▶ _THE TASK_
Collect every line of the records below that contains the word "предоставлением".

——————————

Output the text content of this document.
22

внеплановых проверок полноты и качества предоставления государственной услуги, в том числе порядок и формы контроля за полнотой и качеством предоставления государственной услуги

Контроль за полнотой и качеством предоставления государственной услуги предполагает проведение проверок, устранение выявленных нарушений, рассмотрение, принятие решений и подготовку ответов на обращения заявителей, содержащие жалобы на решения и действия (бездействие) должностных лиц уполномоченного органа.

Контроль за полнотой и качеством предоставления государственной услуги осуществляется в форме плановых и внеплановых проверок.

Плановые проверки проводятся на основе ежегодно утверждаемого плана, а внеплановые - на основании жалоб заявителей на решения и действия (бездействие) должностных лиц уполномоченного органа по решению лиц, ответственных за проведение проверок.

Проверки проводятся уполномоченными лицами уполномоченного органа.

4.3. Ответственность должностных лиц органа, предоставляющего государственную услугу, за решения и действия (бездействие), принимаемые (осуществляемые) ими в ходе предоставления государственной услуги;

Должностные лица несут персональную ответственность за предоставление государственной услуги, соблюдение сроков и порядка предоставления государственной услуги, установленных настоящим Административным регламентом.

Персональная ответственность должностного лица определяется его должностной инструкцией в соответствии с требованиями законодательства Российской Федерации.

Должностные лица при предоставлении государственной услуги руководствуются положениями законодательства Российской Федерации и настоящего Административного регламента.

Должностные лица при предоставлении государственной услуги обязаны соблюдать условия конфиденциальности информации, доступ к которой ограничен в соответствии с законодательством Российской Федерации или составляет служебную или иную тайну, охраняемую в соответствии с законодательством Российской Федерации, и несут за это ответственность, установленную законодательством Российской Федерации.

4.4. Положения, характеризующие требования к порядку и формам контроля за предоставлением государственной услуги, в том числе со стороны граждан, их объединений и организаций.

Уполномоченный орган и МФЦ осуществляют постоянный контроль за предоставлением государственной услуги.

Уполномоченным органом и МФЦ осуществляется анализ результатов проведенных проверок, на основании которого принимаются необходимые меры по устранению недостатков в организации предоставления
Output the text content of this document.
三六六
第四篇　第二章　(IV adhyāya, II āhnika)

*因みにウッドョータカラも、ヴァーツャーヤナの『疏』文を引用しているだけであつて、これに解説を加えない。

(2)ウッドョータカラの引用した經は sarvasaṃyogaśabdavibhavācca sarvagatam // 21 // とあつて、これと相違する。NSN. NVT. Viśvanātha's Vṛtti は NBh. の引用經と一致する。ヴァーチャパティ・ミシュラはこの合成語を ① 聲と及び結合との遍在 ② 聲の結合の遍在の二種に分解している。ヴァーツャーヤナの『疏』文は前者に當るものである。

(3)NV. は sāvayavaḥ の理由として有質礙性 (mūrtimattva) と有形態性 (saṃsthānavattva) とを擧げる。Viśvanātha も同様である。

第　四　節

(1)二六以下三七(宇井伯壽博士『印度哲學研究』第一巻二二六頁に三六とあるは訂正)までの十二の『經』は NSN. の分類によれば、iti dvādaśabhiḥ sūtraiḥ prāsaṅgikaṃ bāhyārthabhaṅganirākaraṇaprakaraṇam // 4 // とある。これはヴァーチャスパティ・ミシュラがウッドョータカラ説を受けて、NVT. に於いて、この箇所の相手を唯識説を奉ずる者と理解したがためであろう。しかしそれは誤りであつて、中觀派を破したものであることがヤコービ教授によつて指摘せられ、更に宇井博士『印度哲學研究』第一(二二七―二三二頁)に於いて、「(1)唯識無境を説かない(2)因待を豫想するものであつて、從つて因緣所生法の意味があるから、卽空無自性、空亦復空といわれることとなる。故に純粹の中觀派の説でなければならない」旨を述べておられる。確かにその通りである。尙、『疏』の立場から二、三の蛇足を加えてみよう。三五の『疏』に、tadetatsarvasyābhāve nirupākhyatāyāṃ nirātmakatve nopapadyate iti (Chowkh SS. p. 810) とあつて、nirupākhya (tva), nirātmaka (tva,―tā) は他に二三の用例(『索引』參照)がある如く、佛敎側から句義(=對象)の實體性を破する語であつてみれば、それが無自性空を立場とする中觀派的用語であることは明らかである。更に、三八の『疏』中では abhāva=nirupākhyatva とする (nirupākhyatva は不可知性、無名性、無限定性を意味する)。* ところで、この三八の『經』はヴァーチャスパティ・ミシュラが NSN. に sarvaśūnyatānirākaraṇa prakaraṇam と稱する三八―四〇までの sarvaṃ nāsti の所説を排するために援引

——————————

▶ _CORRECT OUTPUT_
4.4. Положения, характеризующие требования к порядку и формам контроля за предоставлением государственной услуги, в том числе со стороны граждан, их объединений и организаций.
Уполномоченный орган и МФЦ осуществляют постоянный контроль за предоставлением государственной услуги.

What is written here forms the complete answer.